◆ DATASET ROWS:

=======

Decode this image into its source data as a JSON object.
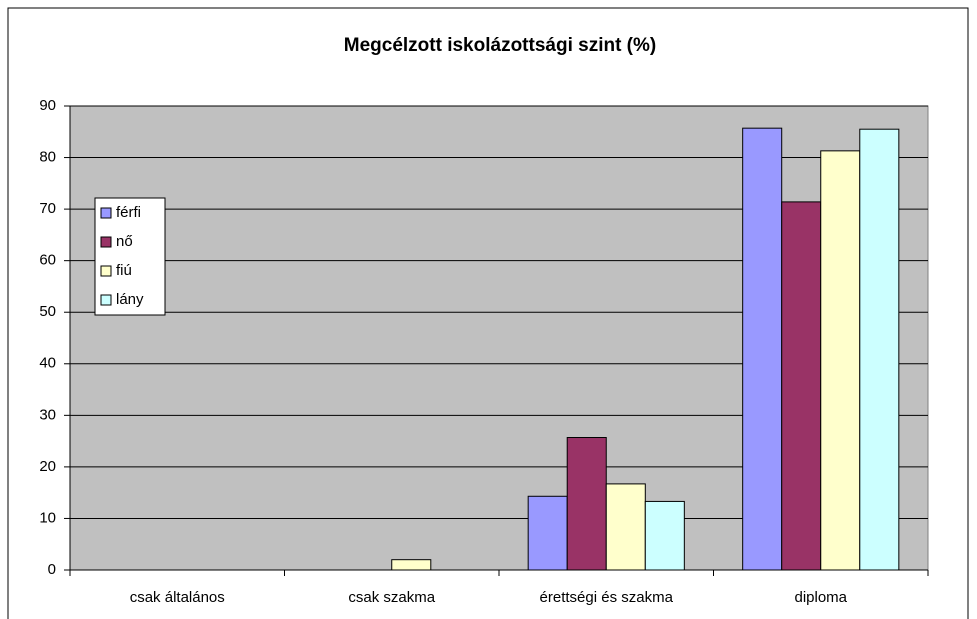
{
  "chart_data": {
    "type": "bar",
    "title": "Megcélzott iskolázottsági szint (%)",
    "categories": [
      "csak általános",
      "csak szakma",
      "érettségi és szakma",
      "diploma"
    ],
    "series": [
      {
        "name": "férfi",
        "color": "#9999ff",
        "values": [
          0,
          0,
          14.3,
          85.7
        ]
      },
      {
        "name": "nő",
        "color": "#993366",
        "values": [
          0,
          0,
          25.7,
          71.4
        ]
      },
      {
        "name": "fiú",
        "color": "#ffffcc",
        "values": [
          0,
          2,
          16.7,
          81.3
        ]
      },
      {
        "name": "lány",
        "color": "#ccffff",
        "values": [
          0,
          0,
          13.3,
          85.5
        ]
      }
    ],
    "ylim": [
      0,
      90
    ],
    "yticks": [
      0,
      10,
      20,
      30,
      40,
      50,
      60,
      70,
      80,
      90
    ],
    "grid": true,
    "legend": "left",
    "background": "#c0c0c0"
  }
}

=======

◆ THE EXERCISE:
Pick out and copy the lines of the entries that hold the string "name".

◆ ANSWER FOR THE TASK:
        "name": "férfi",
        "name": "nő",
        "name": "fiú",
        "name": "lány",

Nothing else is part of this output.